> [Task objective]:
Exactly as written, quote every line that follows, skipping the images.

> [Input for this task]:
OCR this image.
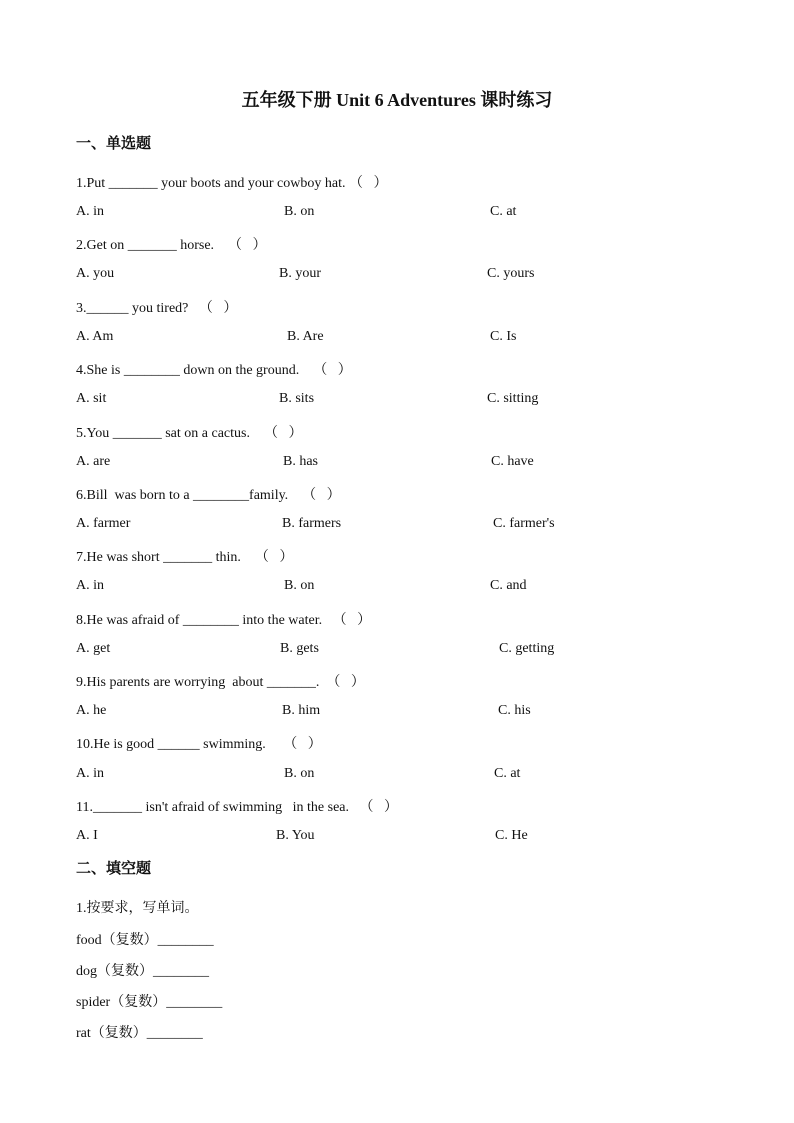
五年级下册 Unit 6 Adventures 课时练习
一、单选题
1.Put _______ your boots and your cowboy hat. （   ）
A. in	B. on	C. at
2.Get on _______ horse.    （   ）
A. you	B. your	C. yours
3.______ you tired?   （   ）
A. Am	B. Are	C. Is
4.She is ________ down on the ground.    （   ）
A. sit	B. sits	C. sitting
5.You _______ sat on a cactus.    （   ）
A. are	B. has	C. have
6.Bill  was born to a ________family.    （   ）
A. farmer	B. farmers	C. farmer's
7.He was short _______ thin.    （   ）
A. in	B. on	C. and
8.He was afraid of ________ into the water.   （   ）
A. get	B. gets	C. getting
9.His parents are worrying  about _______.  （   ）
A. he	B. him	C. his
10.He is good ______ swimming.     （   ）
A. in	B. on	C. at
11._______ isn't afraid of swimming   in the sea.   （   ）
A. I	B. You	C. He
二、填空题
1.按要求，写单词。
food（复数）________
dog（复数）________
spider（复数）________
rat（复数）________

> [Exercise answer]:
OCR this image.
五年级下册 Unit 6 Adventures 课时练习
一、单选题
1.Put _______ your boots and your cowboy hat. （   ）
A. in	B. on	C. at
2.Get on _______ horse.    （   ）
A. you	B. your	C. yours
3.______ you tired?   （   ）
A. Am	B. Are	C. Is
4.She is ________ down on the ground.    （   ）
A. sit	B. sits	C. sitting
5.You _______ sat on a cactus.    （   ）
A. are	B. has	C. have
6.Bill  was born to a ________family.    （   ）
A. farmer	B. farmers	C. farmer's
7.He was short _______ thin.    （   ）
A. in	B. on	C. and
8.He was afraid of ________ into the water.   （   ）
A. get	B. gets	C. getting
9.His parents are worrying  about _______.  （   ）
A. he	B. him	C. his
10.He is good ______ swimming.     （   ）
A. in	B. on	C. at
11._______ isn't afraid of swimming   in the sea.   （   ）
A. I	B. You	C. He
二、填空题
1.按要求，写单词。
food（复数）________
dog（复数）________
spider（复数）________
rat（复数）________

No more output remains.